▶ [TASK]:
Identify the lines that contain the string "frac", then copy each of them.

Data entries:
|---|
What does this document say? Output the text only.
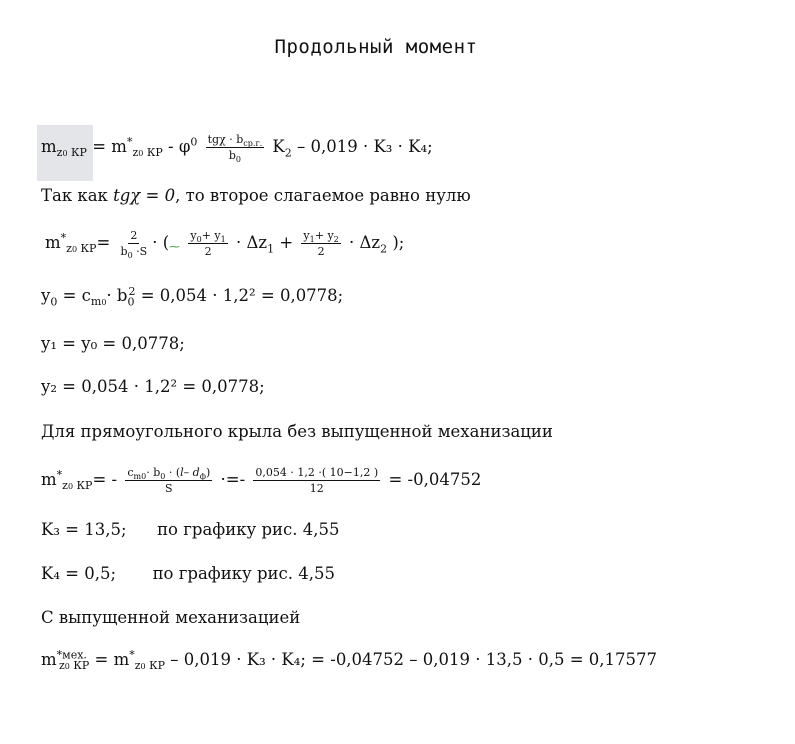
Продольный момент
$m_{z0 КР} = m^*_{z0 КР} - \varphi^0 \frac{tg\chi \cdot b_{ср.г.}}{b_0} K_2 - 0,019 \cdot K_3 \cdot K_4$;
Так как tgχ = 0, то второе слагаемое равно нулю
$m^*_{z0 КР}= \frac{2}{b_0 \cdot S}$ · (⁓ $\frac{y_0+ y_1}{2} \cdot \Delta z_1 + \frac{y_1+ y_2}{2} \cdot \Delta z_2$ );
$y_0 = c_{m0}\cdot b_0^2 = 0,054 \cdot 1,2^2 = 0,0778$;
y₁ = y₀ = 0,0778;
y₂ = 0,054 · 1,2² = 0,0778;
Для прямоугольного крыла без выпущенной механизации
$m^*_{z0 КР}= - \frac{c_{m0}\cdot b_0 \cdot (l- d_ф)}{S}$ ·=- $\frac{0,054 \cdot 1,2 \cdot( 10-1,2 )}{12} = -0,04752$
K₃ = 13,5; по графику рис. 4,55
K₄ = 0,5; по графику рис. 4,55
С выпущенной механизацией
$m^{*мех.}_{z0 КР} = m^*_{z0 КР} - 0,019 \cdot K_3 \cdot K_4$; = -0,04752 – 0,019 · 13,5 · 0,5 = 0,17577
|---|
▶ [FINISHED EXERCISE]:
$m_{z0 КР} = m^*_{z0 КР} - \varphi^0 \frac{tg\chi \cdot b_{ср.г.}}{b_0} K_2 - 0,019 \cdot K_3 \cdot K_4$;
$m^*_{z0 КР}= \frac{2}{b_0 \cdot S}$ · (⁓ $\frac{y_0+ y_1}{2} \cdot \Delta z_1 + \frac{y_1+ y_2}{2} \cdot \Delta z_2$ );
$m^*_{z0 КР}= - \frac{c_{m0}\cdot b_0 \cdot (l- d_ф)}{S}$ ·=- $\frac{0,054 \cdot 1,2 \cdot( 10-1,2 )}{12} = -0,04752$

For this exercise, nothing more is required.